:: OBJECTIVE ::
Omit every picture while repeating the entries exactly.

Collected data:
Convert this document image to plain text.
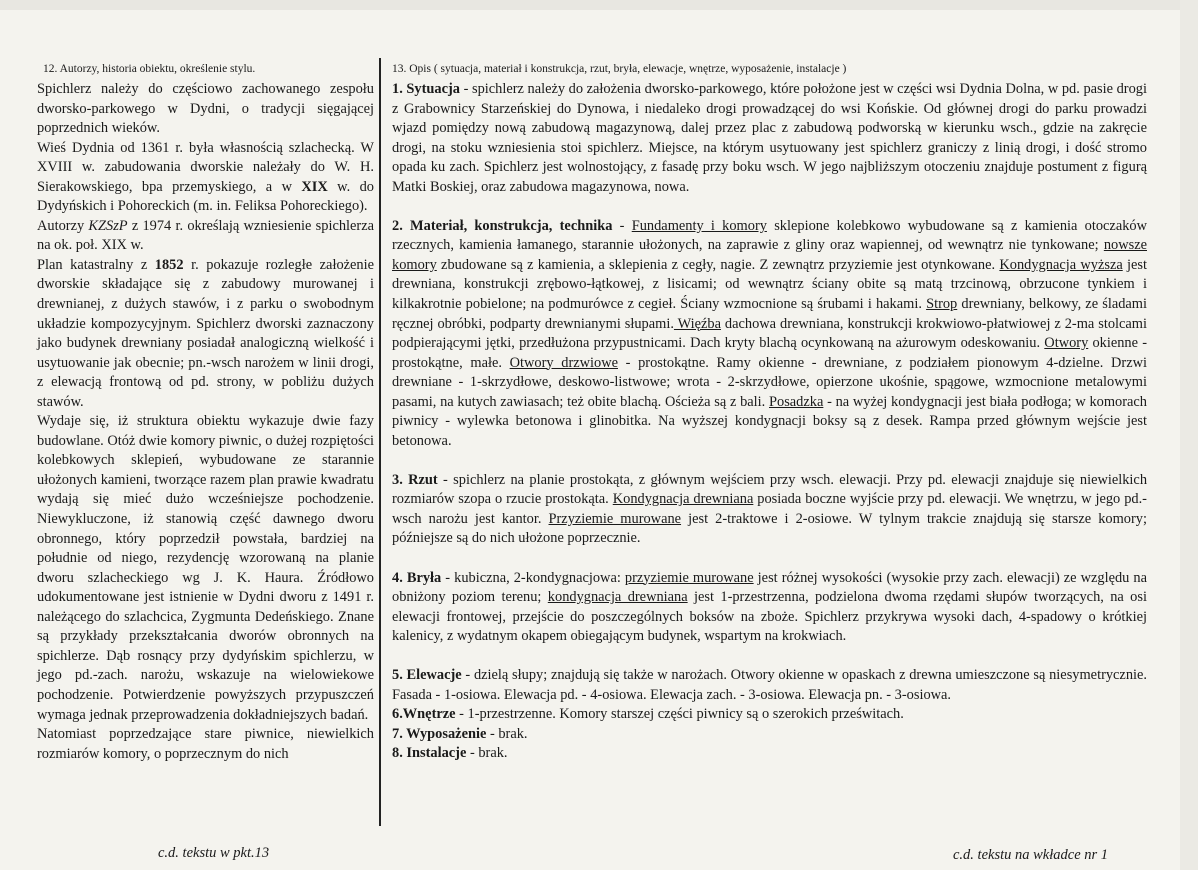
12. Autorzy, historia obiektu, określenie stylu.

Spichlerz należy do częściowo zachowanego zespołu dworsko-parkowego w Dydni, o tradycji sięgającej poprzednich wieków.

Wieś Dydnia od 1361 r. była własnością szlachecką. W XVIII w. zabudowania dworskie należały do W. H. Sierakowskiego, bpa przemyskiego, a w XIX w. do Dydyńskich i Pohoreckich (m. in. Feliksa Pohoreckiego).

Autorzy KZSzP z 1974 r. określają wzniesienie spichlerza na ok. poł. XIX w.

Plan katastralny z 1852 r. pokazuje rozległe założenie dworskie składające się z zabudowy murowanej i drewnianej, z dużych stawów, i z parku o swobodnym układzie kompozycyjnym. Spichlerz dworski zaznaczony jako budynek drewniany posiadał analogiczną wielkość i usytuowanie jak obecnie; pn.-wsch narożem w linii drogi, z elewacją frontową od pd. strony, w pobliżu dużych stawów.

Wydaje się, iż struktura obiektu wykazuje dwie fazy budowlane. Otóż dwie komory piwnic, o dużej rozpiętości kolebkowych sklepień, wybudowane ze starannie ułożonych kamieni, tworzące razem plan prawie kwadratu wydają się mieć dużo wcześniejsze pochodzenie. Niewykluczone, iż stanowią część dawnego dworu obronnego, który poprzedził powstała, bardziej na południe od niego, rezydencję wzorowaną na planie dworu szlacheckiego wg J. K. Haura. Źródłowo udokumentowane jest istnienie w Dydni dworu z 1491 r. należącego do szlachcica, Zygmunta Dedeńskiego. Znane są przykłady przekształcania dworów obronnych na spichlerze. Dąb rosnący przy dydyńskim spichlerzu, w jego pd.-zach. narożu, wskazuje na wielowiekowe pochodzenie. Potwierdzenie powyższych przypuszczeń wymaga jednak przeprowadzenia dokładniejszych badań.

Natomiast poprzedzające stare piwnice, niewielkich rozmiarów komory, o poprzecznym do nich

13. Opis ( sytuacja, materiał i konstrukcja, rzut, bryła, elewacje, wnętrze, wyposażenie, instalacje )

1. Sytuacja - spichlerz należy do założenia dworsko-parkowego, które położone jest w części wsi Dydnia Dolna, w pd. pasie drogi z Grabownicy Starzeńskiej do Dynowa, i niedaleko drogi prowadzącej do wsi Końskie. Od głównej drogi do parku prowadzi wjazd pomiędzy nową zabudową magazynową, dalej przez plac z zabudową podworską w kierunku wsch., gdzie na zakręcie drogi, na stoku wzniesienia stoi spichlerz. Miejsce, na którym usytuowany jest spichlerz graniczy z linią drogi, i dość stromo opada ku zach. Spichlerz jest wolnostojący, z fasadę przy boku wsch. W jego najbliższym otoczeniu znajduje postument z figurą Matki Boskiej, oraz zabudowa magazynowa, nowa.

2. Materiał, konstrukcja, technika - Fundamenty i komory sklepione kolebkowo wybudowane są z kamienia otoczaków rzecznych, kamienia łamanego, starannie ułożonych, na zaprawie z gliny oraz wapiennej, od wewnątrz nie tynkowane; nowsze komory zbudowane są z kamienia, a sklepienia z cegły, nagie. Z zewnątrz przyziemie jest otynkowane. Kondygnacja wyższa jest drewniana, konstrukcji zrębowo-łątkowej, z lisicami; od wewnątrz ściany obite są matą trzcinową, obrzucone tynkiem i kilkakrotnie pobielone; na podmurówce z cegieł. Ściany wzmocnione są śrubami i hakami. Strop drewniany, belkowy, ze śladami ręcznej obróbki, podparty drewnianymi słupami. Więźba dachowa drewniana, konstrukcji krokwiowo-płatwiowej z 2-ma stolcami podpierającymi jętki, przedłużona przypustnicami. Dach kryty blachą ocynkowaną na ażurowym odeskowaniu. Otwory okienne - prostokątne, małe. Otwory drzwiowe - prostokątne. Ramy okienne - drewniane, z podziałem pionowym 4-dzielne. Drzwi drewniane - 1-skrzydłowe, deskowo-listwowe; wrota - 2-skrzydłowe, opierzone ukośnie, spągowe, wzmocnione metalowymi pasami, na kutych zawiasach; też obite blachą. Ościeża są z bali. Posadzka - na wyżej kondygnacji jest biała podłoga; w komorach piwnicy - wylewka betonowa i glinobitka. Na wyższej kondygnacji boksy są z desek. Rampa przed głównym wejście jest betonowa.

3. Rzut - spichlerz na planie prostokąta, z głównym wejściem przy wsch. elewacji. Przy pd. elewacji znajduje się niewielkich rozmiarów szopa o rzucie prostokąta. Kondygnacja drewniana posiada boczne wyjście przy pd. elewacji. We wnętrzu, w jego pd.-wsch narożu jest kantor. Przyziemie murowane jest 2-traktowe i 2-osiowe. W tylnym trakcie znajdują się starsze komory; późniejsze są do nich ułożone poprzecznie.

4. Bryła - kubiczna, 2-kondygnacjowa: przyziemie murowane jest różnej wysokości (wysokie przy zach. elewacji) ze względu na obniżony poziom terenu; kondygnacja drewniana jest 1-przestrzenna, podzielona dwoma rzędami słupów tworzących, na osi elewacji frontowej, przejście do poszczególnych boksów na zboże. Spichlerz przykrywa wysoki dach, 4-spadowy o krótkiej kalenicy, z wydatnym okapem obiegającym budynek, wspartym na krokwiach.

5. Elewacje - dzielą słupy; znajdują się także w narożach. Otwory okienne w opaskach z drewna umieszczone są niesymetrycznie. Fasada - 1-osiowa. Elewacja pd. - 4-osiowa. Elewacja zach. - 3-osiowa. Elewacja pn. - 3-osiowa.

6.Wnętrze - 1-przestrzenne. Komory starszej części piwnicy są o szerokich prześwitach.

7. Wyposażenie - brak.

8. Instalacje - brak.

c.d. tekstu w pkt.13	c.d. tekstu na wkładce nr 1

:: CORRECT RESPONSE ::
Convert this document image to plain text.
12. Autorzy, historia obiektu, określenie stylu.

Spichlerz należy do częściowo zachowanego zespołu dworsko-parkowego w Dydni, o tradycji sięgającej poprzednich wieków.

Wieś Dydnia od 1361 r. była własnością szlachecką. W XVIII w. zabudowania dworskie należały do W. H. Sierakowskiego, bpa przemyskiego, a w XIX w. do Dydyńskich i Pohoreckich (m. in. Feliksa Pohoreckiego).

Autorzy KZSzP z 1974 r. określają wzniesienie spichlerza na ok. poł. XIX w.

Plan katastralny z 1852 r. pokazuje rozległe założenie dworskie składające się z zabudowy murowanej i drewnianej, z dużych stawów, i z parku o swobodnym układzie kompozycyjnym. Spichlerz dworski zaznaczony jako budynek drewniany posiadał analogiczną wielkość i usytuowanie jak obecnie; pn.-wsch narożem w linii drogi, z elewacją frontową od pd. strony, w pobliżu dużych stawów.

Wydaje się, iż struktura obiektu wykazuje dwie fazy budowlane. Otóż dwie komory piwnic, o dużej rozpiętości kolebkowych sklepień, wybudowane ze starannie ułożonych kamieni, tworzące razem plan prawie kwadratu wydają się mieć dużo wcześniejsze pochodzenie. Niewykluczone, iż stanowią część dawnego dworu obronnego, który poprzedził powstała, bardziej na południe od niego, rezydencję wzorowaną na planie dworu szlacheckiego wg J. K. Haura. Źródłowo udokumentowane jest istnienie w Dydni dworu z 1491 r. należącego do szlachcica, Zygmunta Dedeńskiego. Znane są przykłady przekształcania dworów obronnych na spichlerze. Dąb rosnący przy dydyńskim spichlerzu, w jego pd.-zach. narożu, wskazuje na wielowiekowe pochodzenie. Potwierdzenie powyższych przypuszczeń wymaga jednak przeprowadzenia dokładniejszych badań.

Natomiast poprzedzające stare piwnice, niewielkich rozmiarów komory, o poprzecznym do nich

13. Opis ( sytuacja, materiał i konstrukcja, rzut, bryła, elewacje, wnętrze, wyposażenie, instalacje )

1. Sytuacja - spichlerz należy do założenia dworsko-parkowego, które położone jest w części wsi Dydnia Dolna, w pd. pasie drogi z Grabownicy Starzeńskiej do Dynowa, i niedaleko drogi prowadzącej do wsi Końskie. Od głównej drogi do parku prowadzi wjazd pomiędzy nową zabudową magazynową, dalej przez plac z zabudową podworską w kierunku wsch., gdzie na zakręcie drogi, na stoku wzniesienia stoi spichlerz. Miejsce, na którym usytuowany jest spichlerz graniczy z linią drogi, i dość stromo opada ku zach. Spichlerz jest wolnostojący, z fasadę przy boku wsch. W jego najbliższym otoczeniu znajduje postument z figurą Matki Boskiej, oraz zabudowa magazynowa, nowa.

2. Materiał, konstrukcja, technika - Fundamenty i komory sklepione kolebkowo wybudowane są z kamienia otoczaków rzecznych, kamienia łamanego, starannie ułożonych, na zaprawie z gliny oraz wapiennej, od wewnątrz nie tynkowane; nowsze komory zbudowane są z kamienia, a sklepienia z cegły, nagie. Z zewnątrz przyziemie jest otynkowane. Kondygnacja wyższa jest drewniana, konstrukcji zrębowo-łątkowej, z lisicami; od wewnątrz ściany obite są matą trzcinową, obrzucone tynkiem i kilkakrotnie pobielone; na podmurówce z cegieł. Ściany wzmocnione są śrubami i hakami. Strop drewniany, belkowy, ze śladami ręcznej obróbki, podparty drewnianymi słupami. Więźba dachowa drewniana, konstrukcji krokwiowo-płatwiowej z 2-ma stolcami podpierającymi jętki, przedłużona przypustnicami. Dach kryty blachą ocynkowaną na ażurowym odeskowaniu. Otwory okienne - prostokątne, małe. Otwory drzwiowe - prostokątne. Ramy okienne - drewniane, z podziałem pionowym 4-dzielne. Drzwi drewniane - 1-skrzydłowe, deskowo-listwowe; wrota - 2-skrzydłowe, opierzone ukośnie, spągowe, wzmocnione metalowymi pasami, na kutych zawiasach; też obite blachą. Ościeża są z bali. Posadzka - na wyżej kondygnacji jest biała podłoga; w komorach piwnicy - wylewka betonowa i glinobitka. Na wyższej kondygnacji boksy są z desek. Rampa przed głównym wejście jest betonowa.

3. Rzut - spichlerz na planie prostokąta, z głównym wejściem przy wsch. elewacji. Przy pd. elewacji znajduje się niewielkich rozmiarów szopa o rzucie prostokąta. Kondygnacja drewniana posiada boczne wyjście przy pd. elewacji. We wnętrzu, w jego pd.-wsch narożu jest kantor. Przyziemie murowane jest 2-traktowe i 2-osiowe. W tylnym trakcie znajdują się starsze komory; późniejsze są do nich ułożone poprzecznie.

4. Bryła - kubiczna, 2-kondygnacjowa: przyziemie murowane jest różnej wysokości (wysokie przy zach. elewacji) ze względu na obniżony poziom terenu; kondygnacja drewniana jest 1-przestrzenna, podzielona dwoma rzędami słupów tworzących, na osi elewacji frontowej, przejście do poszczególnych boksów na zboże. Spichlerz przykrywa wysoki dach, 4-spadowy o krótkiej kalenicy, z wydatnym okapem obiegającym budynek, wspartym na krokwiach.

5. Elewacje - dzielą słupy; znajdują się także w narożach. Otwory okienne w opaskach z drewna umieszczone są niesymetrycznie. Fasada - 1-osiowa. Elewacja pd. - 4-osiowa. Elewacja zach. - 3-osiowa. Elewacja pn. - 3-osiowa.

6.Wnętrze - 1-przestrzenne. Komory starszej części piwnicy są o szerokich prześwitach.

7. Wyposażenie - brak.

8. Instalacje - brak.

c.d. tekstu w pkt.13	c.d. tekstu na wkładce nr 1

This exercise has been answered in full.